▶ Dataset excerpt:
══════════════════════════════
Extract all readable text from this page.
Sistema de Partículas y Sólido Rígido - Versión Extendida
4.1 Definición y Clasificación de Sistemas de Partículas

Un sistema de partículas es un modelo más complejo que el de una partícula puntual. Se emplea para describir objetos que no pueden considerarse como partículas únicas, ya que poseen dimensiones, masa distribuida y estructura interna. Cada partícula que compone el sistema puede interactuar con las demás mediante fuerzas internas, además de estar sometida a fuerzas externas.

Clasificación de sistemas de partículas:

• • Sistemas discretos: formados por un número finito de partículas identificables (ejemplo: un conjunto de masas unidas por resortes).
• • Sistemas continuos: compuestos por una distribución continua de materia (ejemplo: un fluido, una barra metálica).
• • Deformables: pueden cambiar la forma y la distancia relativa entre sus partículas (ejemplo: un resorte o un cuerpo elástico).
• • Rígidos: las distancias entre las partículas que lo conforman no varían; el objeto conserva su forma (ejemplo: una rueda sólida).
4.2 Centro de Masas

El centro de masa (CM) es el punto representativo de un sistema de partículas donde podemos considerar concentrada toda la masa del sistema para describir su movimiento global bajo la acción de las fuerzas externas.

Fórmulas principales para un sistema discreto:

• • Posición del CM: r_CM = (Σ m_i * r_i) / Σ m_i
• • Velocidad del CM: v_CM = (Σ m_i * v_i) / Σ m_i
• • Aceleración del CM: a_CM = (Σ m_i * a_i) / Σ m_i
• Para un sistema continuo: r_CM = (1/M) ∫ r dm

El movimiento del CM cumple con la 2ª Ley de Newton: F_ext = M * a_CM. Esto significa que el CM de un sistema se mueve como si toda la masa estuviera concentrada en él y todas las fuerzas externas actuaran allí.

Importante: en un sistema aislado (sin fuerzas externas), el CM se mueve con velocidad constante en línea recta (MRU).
══════════════════════════════
▶ AIM: Your task is to extract all of the records exactly.

▶ SOLUTION:
Extract all readable text from this page.
Sistema de Partículas y Sólido Rígido - Versión Extendida
4.1 Definición y Clasificación de Sistemas de Partículas

Un sistema de partículas es un modelo más complejo que el de una partícula puntual. Se emplea para describir objetos que no pueden considerarse como partículas únicas, ya que poseen dimensiones, masa distribuida y estructura interna. Cada partícula que compone el sistema puede interactuar con las demás mediante fuerzas internas, además de estar sometida a fuerzas externas.

Clasificación de sistemas de partículas:

• • Sistemas discretos: formados por un número finito de partículas identificables (ejemplo: un conjunto de masas unidas por resortes).
• • Sistemas continuos: compuestos por una distribución continua de materia (ejemplo: un fluido, una barra metálica).
• • Deformables: pueden cambiar la forma y la distancia relativa entre sus partículas (ejemplo: un resorte o un cuerpo elástico).
• • Rígidos: las distancias entre las partículas que lo conforman no varían; el objeto conserva su forma (ejemplo: una rueda sólida).
4.2 Centro de Masas

El centro de masa (CM) es el punto representativo de un sistema de partículas donde podemos considerar concentrada toda la masa del sistema para describir su movimiento global bajo la acción de las fuerzas externas.

Fórmulas principales para un sistema discreto:

• • Posición del CM: r_CM = (Σ m_i * r_i) / Σ m_i
• • Velocidad del CM: v_CM = (Σ m_i * v_i) / Σ m_i
• • Aceleración del CM: a_CM = (Σ m_i * a_i) / Σ m_i
• Para un sistema continuo: r_CM = (1/M) ∫ r dm

El movimiento del CM cumple con la 2ª Ley de Newton: F_ext = M * a_CM. Esto significa que el CM de un sistema se mueve como si toda la masa estuviera concentrada en él y todas las fuerzas externas actuaran allí.

Importante: en un sistema aislado (sin fuerzas externas), el CM se mueve con velocidad constante en línea recta (MRU).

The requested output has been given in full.